■ WHAT NEEDS TO BE DONE
State the number of lines below in which the word "feedback" appears. Nothing else belongs in the answer.

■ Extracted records
━━━━━━━━━━━━━━━━━━━━

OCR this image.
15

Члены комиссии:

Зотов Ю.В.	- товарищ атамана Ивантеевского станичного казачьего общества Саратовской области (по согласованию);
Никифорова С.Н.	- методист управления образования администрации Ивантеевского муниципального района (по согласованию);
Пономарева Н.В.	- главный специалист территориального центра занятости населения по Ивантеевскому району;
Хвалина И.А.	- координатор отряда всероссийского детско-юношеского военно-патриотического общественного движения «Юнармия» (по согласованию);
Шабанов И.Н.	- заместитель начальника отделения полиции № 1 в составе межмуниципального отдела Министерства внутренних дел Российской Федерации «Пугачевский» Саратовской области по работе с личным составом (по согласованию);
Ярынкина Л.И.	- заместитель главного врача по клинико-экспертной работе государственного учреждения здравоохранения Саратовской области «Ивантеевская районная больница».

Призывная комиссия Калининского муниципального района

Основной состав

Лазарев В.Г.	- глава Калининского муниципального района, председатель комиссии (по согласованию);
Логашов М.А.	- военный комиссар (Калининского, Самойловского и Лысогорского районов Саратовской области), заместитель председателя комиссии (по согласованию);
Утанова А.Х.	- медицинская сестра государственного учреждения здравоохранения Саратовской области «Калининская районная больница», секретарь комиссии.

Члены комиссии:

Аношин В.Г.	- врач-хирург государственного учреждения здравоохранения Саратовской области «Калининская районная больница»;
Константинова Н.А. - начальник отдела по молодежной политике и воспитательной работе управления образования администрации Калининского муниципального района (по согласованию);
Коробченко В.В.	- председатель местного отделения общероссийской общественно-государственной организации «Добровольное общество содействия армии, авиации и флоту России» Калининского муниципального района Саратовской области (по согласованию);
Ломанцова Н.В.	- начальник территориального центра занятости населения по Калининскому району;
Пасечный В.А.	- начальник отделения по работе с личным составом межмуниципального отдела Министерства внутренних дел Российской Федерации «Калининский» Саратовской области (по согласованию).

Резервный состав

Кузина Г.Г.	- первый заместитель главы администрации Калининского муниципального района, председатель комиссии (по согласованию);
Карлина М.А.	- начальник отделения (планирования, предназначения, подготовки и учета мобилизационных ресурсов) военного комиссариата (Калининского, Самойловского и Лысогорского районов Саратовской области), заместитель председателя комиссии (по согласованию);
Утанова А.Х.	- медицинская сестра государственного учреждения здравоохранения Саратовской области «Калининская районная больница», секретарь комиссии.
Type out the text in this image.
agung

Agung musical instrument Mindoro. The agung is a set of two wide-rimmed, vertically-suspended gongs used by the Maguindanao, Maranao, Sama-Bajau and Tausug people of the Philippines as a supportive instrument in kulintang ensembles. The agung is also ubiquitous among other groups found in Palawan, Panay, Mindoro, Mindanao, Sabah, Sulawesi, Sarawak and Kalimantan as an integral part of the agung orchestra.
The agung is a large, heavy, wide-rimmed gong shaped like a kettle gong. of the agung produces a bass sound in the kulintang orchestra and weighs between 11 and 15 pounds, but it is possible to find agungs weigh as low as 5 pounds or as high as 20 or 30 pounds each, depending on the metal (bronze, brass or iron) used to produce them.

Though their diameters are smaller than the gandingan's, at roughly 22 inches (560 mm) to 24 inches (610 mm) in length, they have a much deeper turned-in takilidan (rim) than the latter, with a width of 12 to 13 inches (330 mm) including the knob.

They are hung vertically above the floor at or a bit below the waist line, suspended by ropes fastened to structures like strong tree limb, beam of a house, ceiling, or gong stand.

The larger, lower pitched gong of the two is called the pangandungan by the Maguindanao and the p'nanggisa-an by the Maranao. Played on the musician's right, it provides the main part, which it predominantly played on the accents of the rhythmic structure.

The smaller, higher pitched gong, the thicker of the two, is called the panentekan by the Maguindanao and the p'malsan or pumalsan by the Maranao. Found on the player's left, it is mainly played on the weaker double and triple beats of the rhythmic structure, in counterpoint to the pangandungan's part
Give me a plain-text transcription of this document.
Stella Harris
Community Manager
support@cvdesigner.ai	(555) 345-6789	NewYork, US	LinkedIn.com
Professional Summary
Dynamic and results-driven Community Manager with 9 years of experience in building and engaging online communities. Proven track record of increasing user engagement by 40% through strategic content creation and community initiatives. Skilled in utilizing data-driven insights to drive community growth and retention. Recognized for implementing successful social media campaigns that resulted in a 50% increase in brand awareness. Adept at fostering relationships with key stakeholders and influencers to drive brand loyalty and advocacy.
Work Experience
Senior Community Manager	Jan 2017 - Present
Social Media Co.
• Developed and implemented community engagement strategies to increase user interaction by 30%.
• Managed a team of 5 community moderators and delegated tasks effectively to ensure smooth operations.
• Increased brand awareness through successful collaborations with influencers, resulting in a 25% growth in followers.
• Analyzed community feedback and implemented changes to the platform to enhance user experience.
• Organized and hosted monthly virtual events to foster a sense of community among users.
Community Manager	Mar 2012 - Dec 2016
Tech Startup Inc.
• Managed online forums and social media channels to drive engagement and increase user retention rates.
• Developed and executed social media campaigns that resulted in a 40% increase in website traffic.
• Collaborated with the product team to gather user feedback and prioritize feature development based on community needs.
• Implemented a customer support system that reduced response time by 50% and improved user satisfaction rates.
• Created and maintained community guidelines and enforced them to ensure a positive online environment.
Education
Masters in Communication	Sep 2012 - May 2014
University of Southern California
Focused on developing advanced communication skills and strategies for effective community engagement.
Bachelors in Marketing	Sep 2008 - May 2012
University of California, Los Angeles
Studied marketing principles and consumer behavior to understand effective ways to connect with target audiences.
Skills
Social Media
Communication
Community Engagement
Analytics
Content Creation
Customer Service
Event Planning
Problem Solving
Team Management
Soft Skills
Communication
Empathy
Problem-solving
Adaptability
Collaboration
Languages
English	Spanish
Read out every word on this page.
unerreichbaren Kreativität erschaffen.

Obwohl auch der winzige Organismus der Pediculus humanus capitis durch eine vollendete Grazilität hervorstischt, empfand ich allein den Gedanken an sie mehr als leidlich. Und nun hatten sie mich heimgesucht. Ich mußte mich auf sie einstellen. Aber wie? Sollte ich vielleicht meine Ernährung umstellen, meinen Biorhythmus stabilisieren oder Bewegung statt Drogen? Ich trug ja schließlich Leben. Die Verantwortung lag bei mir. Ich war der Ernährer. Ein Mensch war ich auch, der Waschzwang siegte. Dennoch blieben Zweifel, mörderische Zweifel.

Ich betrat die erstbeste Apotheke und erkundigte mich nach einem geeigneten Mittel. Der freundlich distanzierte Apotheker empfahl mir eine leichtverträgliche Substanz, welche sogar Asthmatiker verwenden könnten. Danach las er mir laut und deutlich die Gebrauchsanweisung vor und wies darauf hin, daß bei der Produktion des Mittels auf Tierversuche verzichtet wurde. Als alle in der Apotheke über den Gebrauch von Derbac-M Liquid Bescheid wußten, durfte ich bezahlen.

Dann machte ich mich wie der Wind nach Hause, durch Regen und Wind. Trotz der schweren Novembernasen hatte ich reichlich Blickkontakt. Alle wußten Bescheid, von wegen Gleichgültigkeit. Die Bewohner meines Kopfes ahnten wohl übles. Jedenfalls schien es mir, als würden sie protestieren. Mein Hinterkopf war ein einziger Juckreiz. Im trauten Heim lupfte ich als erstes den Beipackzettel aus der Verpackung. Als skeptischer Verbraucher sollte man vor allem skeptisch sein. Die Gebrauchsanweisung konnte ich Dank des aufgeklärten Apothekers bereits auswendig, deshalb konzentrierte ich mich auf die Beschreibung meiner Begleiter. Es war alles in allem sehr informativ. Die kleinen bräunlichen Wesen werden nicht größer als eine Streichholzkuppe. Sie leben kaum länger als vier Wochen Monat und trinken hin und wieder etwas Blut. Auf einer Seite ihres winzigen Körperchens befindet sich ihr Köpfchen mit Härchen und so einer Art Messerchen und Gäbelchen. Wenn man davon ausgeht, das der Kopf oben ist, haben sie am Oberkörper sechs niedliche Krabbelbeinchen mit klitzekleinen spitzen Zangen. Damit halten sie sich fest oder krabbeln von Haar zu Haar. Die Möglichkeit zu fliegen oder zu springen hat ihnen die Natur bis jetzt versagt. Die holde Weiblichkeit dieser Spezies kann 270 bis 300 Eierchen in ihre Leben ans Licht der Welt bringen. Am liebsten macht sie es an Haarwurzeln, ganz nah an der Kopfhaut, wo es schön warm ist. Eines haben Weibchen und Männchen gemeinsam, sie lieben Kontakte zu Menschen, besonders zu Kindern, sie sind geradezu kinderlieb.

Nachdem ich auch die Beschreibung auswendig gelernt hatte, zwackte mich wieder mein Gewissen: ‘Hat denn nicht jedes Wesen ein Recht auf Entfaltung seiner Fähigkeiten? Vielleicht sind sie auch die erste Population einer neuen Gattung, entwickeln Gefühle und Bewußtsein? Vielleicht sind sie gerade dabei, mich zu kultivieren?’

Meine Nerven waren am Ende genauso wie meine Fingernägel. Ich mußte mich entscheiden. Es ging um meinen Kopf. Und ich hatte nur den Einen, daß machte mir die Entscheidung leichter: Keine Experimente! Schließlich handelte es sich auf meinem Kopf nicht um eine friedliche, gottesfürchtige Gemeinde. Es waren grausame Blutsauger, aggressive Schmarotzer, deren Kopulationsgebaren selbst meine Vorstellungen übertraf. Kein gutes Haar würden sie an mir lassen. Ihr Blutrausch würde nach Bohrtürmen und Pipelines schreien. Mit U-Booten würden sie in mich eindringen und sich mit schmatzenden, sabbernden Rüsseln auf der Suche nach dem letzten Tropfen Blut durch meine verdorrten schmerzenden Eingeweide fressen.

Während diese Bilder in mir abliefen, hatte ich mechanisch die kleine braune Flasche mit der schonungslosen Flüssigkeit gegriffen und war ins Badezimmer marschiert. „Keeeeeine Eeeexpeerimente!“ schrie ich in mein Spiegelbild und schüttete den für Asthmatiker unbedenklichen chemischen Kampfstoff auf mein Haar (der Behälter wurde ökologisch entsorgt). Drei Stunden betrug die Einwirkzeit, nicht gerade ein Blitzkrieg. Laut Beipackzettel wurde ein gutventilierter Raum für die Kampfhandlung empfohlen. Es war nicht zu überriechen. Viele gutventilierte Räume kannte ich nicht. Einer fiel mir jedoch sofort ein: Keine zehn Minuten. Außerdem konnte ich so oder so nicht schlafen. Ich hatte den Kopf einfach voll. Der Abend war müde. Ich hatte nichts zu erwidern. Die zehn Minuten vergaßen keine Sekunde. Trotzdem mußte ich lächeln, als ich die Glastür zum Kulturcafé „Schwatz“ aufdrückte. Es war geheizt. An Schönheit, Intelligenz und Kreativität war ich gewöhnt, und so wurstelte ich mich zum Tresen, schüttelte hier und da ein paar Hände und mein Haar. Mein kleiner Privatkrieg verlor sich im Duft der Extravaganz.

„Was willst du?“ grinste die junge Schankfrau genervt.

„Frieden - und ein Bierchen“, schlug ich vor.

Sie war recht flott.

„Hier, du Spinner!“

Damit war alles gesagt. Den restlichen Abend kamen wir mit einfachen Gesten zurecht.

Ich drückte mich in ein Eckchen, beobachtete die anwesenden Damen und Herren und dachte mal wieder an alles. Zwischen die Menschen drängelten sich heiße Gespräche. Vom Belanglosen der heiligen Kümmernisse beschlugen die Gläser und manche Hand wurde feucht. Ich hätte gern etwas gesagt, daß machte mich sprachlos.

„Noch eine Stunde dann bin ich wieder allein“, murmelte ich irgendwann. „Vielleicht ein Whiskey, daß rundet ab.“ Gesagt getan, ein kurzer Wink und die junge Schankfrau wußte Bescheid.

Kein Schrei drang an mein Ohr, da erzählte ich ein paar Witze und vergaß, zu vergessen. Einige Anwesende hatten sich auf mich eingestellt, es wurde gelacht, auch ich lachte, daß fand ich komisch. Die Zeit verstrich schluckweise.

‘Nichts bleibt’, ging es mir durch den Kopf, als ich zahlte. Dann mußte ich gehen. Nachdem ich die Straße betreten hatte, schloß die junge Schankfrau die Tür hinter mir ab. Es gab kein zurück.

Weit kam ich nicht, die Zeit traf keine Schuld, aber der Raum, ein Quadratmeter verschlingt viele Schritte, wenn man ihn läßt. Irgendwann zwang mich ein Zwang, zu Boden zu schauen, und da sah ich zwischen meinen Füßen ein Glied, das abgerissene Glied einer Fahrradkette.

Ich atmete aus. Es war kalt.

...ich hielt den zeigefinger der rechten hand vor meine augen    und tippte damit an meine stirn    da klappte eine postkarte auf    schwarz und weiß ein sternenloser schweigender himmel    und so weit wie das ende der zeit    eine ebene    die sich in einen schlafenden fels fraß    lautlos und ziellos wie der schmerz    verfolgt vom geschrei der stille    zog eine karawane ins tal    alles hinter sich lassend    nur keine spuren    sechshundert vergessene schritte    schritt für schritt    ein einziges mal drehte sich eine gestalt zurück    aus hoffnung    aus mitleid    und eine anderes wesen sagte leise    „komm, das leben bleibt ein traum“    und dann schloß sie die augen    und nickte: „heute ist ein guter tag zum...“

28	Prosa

━━━━━━━━━━━━━━━━━━━━

■ COMPLETE ANSWER
2